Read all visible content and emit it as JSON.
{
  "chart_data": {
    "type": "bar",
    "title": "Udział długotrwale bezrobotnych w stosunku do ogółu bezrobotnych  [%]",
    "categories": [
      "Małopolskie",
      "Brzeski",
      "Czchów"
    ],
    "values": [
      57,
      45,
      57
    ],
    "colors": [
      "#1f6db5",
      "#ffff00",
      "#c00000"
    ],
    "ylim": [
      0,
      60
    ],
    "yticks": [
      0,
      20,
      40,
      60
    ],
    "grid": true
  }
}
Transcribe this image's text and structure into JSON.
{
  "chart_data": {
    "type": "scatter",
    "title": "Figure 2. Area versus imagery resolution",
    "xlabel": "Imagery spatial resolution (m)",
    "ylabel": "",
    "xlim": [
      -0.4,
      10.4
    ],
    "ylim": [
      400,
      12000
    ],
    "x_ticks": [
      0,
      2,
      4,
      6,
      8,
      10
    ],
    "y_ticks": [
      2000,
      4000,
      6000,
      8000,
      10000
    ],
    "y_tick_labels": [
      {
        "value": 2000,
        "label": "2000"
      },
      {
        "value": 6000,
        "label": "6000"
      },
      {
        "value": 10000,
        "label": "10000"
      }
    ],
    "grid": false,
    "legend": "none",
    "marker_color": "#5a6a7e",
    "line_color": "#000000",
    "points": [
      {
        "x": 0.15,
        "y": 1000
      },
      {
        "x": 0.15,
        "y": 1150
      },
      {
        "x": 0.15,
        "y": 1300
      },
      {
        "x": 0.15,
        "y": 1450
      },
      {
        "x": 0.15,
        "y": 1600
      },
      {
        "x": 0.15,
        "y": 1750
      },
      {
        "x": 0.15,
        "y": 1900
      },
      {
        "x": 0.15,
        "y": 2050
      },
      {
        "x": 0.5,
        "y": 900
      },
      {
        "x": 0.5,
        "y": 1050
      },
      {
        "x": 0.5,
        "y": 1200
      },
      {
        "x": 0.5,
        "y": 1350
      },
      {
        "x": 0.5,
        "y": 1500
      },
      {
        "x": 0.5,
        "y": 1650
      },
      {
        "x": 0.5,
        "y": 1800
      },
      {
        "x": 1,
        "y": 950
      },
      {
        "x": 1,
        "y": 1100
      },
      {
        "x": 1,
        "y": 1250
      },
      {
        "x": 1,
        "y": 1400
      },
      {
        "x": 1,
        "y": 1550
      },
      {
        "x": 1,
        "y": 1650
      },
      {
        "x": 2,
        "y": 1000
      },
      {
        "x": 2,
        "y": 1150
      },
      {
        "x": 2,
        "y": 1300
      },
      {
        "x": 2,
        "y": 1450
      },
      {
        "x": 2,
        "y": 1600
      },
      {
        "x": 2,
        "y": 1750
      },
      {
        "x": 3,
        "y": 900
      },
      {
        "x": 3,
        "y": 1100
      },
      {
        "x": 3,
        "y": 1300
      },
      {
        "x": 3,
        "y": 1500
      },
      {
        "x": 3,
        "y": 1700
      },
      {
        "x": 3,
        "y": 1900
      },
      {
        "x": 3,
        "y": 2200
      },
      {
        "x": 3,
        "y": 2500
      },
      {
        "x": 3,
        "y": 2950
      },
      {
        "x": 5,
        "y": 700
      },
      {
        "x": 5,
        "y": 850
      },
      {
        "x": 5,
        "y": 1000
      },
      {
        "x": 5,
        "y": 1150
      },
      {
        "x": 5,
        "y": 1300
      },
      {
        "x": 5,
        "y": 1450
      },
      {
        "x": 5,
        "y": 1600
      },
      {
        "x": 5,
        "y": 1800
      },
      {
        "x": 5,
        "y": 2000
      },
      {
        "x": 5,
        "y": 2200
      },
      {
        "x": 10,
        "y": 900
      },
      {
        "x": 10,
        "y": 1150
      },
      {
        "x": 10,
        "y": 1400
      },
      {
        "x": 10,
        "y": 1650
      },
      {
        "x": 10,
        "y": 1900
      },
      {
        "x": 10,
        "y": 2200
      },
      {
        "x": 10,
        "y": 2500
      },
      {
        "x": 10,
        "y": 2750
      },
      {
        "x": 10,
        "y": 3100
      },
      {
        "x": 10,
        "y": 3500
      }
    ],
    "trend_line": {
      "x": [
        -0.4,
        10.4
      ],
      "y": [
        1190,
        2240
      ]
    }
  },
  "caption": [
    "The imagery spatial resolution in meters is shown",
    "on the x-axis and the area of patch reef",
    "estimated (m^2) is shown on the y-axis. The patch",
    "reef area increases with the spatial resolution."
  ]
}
============================================================
* Set task:
Extract all of the data exactly as written.

* Exercise output:
Read all visible content and emit it as JSON.
{
  "chart_data": {
    "type": "bar",
    "title": "Udział długotrwale bezrobotnych w stosunku do ogółu bezrobotnych  [%]",
    "categories": [
      "Małopolskie",
      "Brzeski",
      "Czchów"
    ],
    "values": [
      57,
      45,
      57
    ],
    "colors": [
      "#1f6db5",
      "#ffff00",
      "#c00000"
    ],
    "ylim": [
      0,
      60
    ],
    "yticks": [
      0,
      20,
      40,
      60
    ],
    "grid": true
  }
}
Transcribe this image's text and structure into JSON.
{
  "chart_data": {
    "type": "scatter",
    "title": "Figure 2. Area versus imagery resolution",
    "xlabel": "Imagery spatial resolution (m)",
    "ylabel": "",
    "xlim": [
      -0.4,
      10.4
    ],
    "ylim": [
      400,
      12000
    ],
    "x_ticks": [
      0,
      2,
      4,
      6,
      8,
      10
    ],
    "y_ticks": [
      2000,
      4000,
      6000,
      8000,
      10000
    ],
    "y_tick_labels": [
      {
        "value": 2000,
        "label": "2000"
      },
      {
        "value": 6000,
        "label": "6000"
      },
      {
        "value": 10000,
        "label": "10000"
      }
    ],
    "grid": false,
    "legend": "none",
    "marker_color": "#5a6a7e",
    "line_color": "#000000",
    "points": [
      {
        "x": 0.15,
        "y": 1000
      },
      {
        "x": 0.15,
        "y": 1150
      },
      {
        "x": 0.15,
        "y": 1300
      },
      {
        "x": 0.15,
        "y": 1450
      },
      {
        "x": 0.15,
        "y": 1600
      },
      {
        "x": 0.15,
        "y": 1750
      },
      {
        "x": 0.15,
        "y": 1900
      },
      {
        "x": 0.15,
        "y": 2050
      },
      {
        "x": 0.5,
        "y": 900
      },
      {
        "x": 0.5,
        "y": 1050
      },
      {
        "x": 0.5,
        "y": 1200
      },
      {
        "x": 0.5,
        "y": 1350
      },
      {
        "x": 0.5,
        "y": 1500
      },
      {
        "x": 0.5,
        "y": 1650
      },
      {
        "x": 0.5,
        "y": 1800
      },
      {
        "x": 1,
        "y": 950
      },
      {
        "x": 1,
        "y": 1100
      },
      {
        "x": 1,
        "y": 1250
      },
      {
        "x": 1,
        "y": 1400
      },
      {
        "x": 1,
        "y": 1550
      },
      {
        "x": 1,
        "y": 1650
      },
      {
        "x": 2,
        "y": 1000
      },
      {
        "x": 2,
        "y": 1150
      },
      {
        "x": 2,
        "y": 1300
      },
      {
        "x": 2,
        "y": 1450
      },
      {
        "x": 2,
        "y": 1600
      },
      {
        "x": 2,
        "y": 1750
      },
      {
        "x": 3,
        "y": 900
      },
      {
        "x": 3,
        "y": 1100
      },
      {
        "x": 3,
        "y": 1300
      },
      {
        "x": 3,
        "y": 1500
      },
      {
        "x": 3,
        "y": 1700
      },
      {
        "x": 3,
        "y": 1900
      },
      {
        "x": 3,
        "y": 2200
      },
      {
        "x": 3,
        "y": 2500
      },
      {
        "x": 3,
        "y": 2950
      },
      {
        "x": 5,
        "y": 700
      },
      {
        "x": 5,
        "y": 850
      },
      {
        "x": 5,
        "y": 1000
      },
      {
        "x": 5,
        "y": 1150
      },
      {
        "x": 5,
        "y": 1300
      },
      {
        "x": 5,
        "y": 1450
      },
      {
        "x": 5,
        "y": 1600
      },
      {
        "x": 5,
        "y": 1800
      },
      {
        "x": 5,
        "y": 2000
      },
      {
        "x": 5,
        "y": 2200
      },
      {
        "x": 10,
        "y": 900
      },
      {
        "x": 10,
        "y": 1150
      },
      {
        "x": 10,
        "y": 1400
      },
      {
        "x": 10,
        "y": 1650
      },
      {
        "x": 10,
        "y": 1900
      },
      {
        "x": 10,
        "y": 2200
      },
      {
        "x": 10,
        "y": 2500
      },
      {
        "x": 10,
        "y": 2750
      },
      {
        "x": 10,
        "y": 3100
      },
      {
        "x": 10,
        "y": 3500
      }
    ],
    "trend_line": {
      "x": [
        -0.4,
        10.4
      ],
      "y": [
        1190,
        2240
      ]
    }
  },
  "caption": [
    "The imagery spatial resolution in meters is shown",
    "on the x-axis and the area of patch reef",
    "estimated (m^2) is shown on the y-axis. The patch",
    "reef area increases with the spatial resolution."
  ]
}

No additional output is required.